Tell how many lines contain the word "this". Reply with the number only.
^^^^^^^^
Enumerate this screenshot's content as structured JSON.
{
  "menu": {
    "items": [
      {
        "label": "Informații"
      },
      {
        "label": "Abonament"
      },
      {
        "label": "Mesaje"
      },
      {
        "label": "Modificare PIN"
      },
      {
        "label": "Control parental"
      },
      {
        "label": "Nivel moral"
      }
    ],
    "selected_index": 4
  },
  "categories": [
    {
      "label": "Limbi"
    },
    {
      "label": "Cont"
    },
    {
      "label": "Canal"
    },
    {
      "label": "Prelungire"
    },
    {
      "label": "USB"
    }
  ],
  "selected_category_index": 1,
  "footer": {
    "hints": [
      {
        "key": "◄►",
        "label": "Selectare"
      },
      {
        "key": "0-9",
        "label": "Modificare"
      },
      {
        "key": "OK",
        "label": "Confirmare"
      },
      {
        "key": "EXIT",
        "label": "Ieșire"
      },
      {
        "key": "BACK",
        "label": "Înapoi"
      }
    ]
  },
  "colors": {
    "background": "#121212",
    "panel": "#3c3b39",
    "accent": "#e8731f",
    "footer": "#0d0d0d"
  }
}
^^^^^^^^
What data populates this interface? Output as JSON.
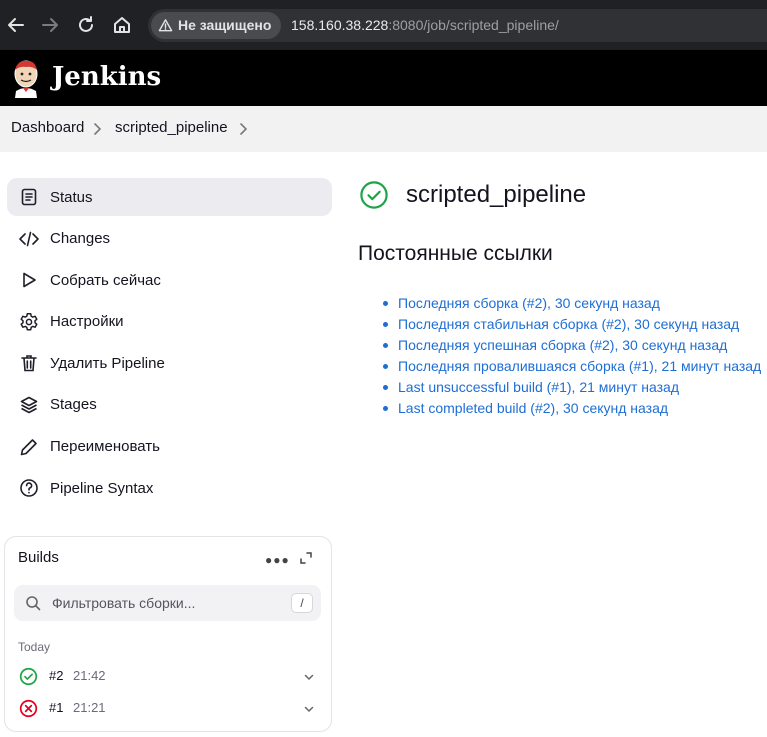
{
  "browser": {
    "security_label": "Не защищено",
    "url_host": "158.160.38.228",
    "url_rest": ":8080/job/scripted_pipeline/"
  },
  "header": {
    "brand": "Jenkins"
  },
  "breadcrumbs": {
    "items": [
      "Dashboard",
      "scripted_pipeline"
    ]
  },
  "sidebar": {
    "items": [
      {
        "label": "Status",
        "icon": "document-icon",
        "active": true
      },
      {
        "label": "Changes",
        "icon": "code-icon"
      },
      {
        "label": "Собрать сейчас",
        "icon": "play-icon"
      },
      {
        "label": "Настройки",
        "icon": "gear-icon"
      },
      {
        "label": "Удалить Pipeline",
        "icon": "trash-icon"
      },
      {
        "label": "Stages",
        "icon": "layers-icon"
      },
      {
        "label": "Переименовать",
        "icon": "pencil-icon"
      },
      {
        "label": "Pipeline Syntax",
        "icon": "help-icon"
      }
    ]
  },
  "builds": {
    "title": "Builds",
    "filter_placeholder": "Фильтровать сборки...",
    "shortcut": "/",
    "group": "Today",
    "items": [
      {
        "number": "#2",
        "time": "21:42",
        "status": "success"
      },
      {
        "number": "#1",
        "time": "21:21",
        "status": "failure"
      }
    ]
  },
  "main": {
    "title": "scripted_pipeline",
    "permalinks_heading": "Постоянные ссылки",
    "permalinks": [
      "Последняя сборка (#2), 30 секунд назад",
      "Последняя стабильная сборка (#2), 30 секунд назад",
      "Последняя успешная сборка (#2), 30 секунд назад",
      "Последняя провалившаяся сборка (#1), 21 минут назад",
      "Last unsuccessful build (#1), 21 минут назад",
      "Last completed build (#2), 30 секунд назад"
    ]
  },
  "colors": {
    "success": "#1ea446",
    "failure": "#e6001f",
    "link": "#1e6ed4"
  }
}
^^^^^^^^
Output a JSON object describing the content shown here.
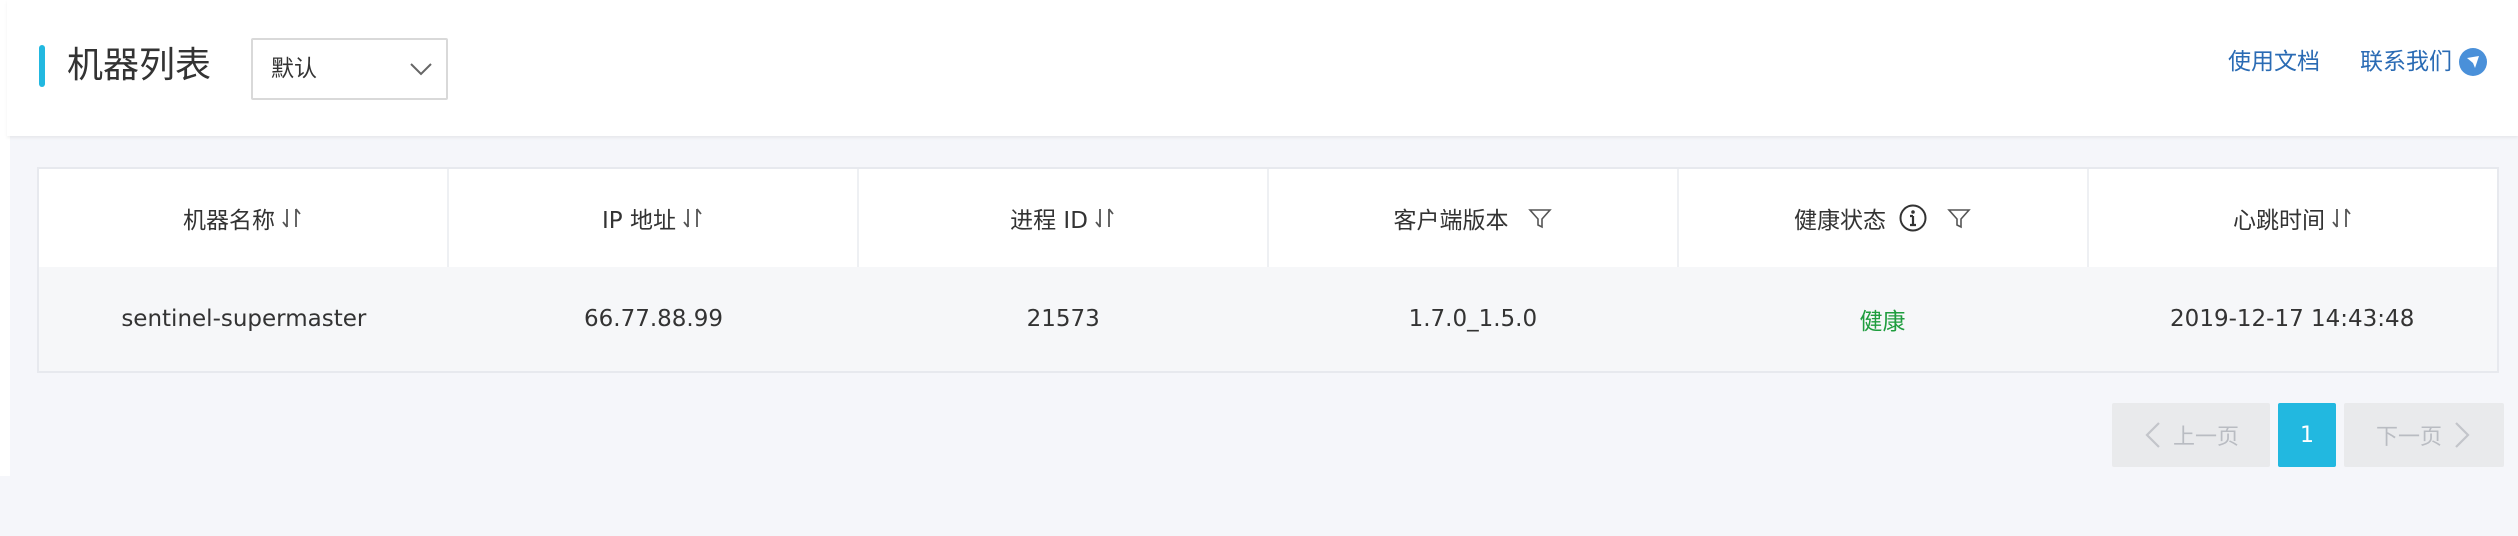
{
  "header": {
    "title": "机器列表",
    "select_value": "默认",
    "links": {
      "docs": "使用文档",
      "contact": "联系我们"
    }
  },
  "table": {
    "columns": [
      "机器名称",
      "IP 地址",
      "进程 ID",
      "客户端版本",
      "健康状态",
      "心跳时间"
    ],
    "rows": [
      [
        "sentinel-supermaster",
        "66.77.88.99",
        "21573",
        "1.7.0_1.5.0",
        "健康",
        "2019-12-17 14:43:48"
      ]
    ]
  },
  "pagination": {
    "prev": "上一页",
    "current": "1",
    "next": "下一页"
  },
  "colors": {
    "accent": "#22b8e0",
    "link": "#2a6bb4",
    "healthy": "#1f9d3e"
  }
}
^^^^^^^^
FINAL ANSWER
2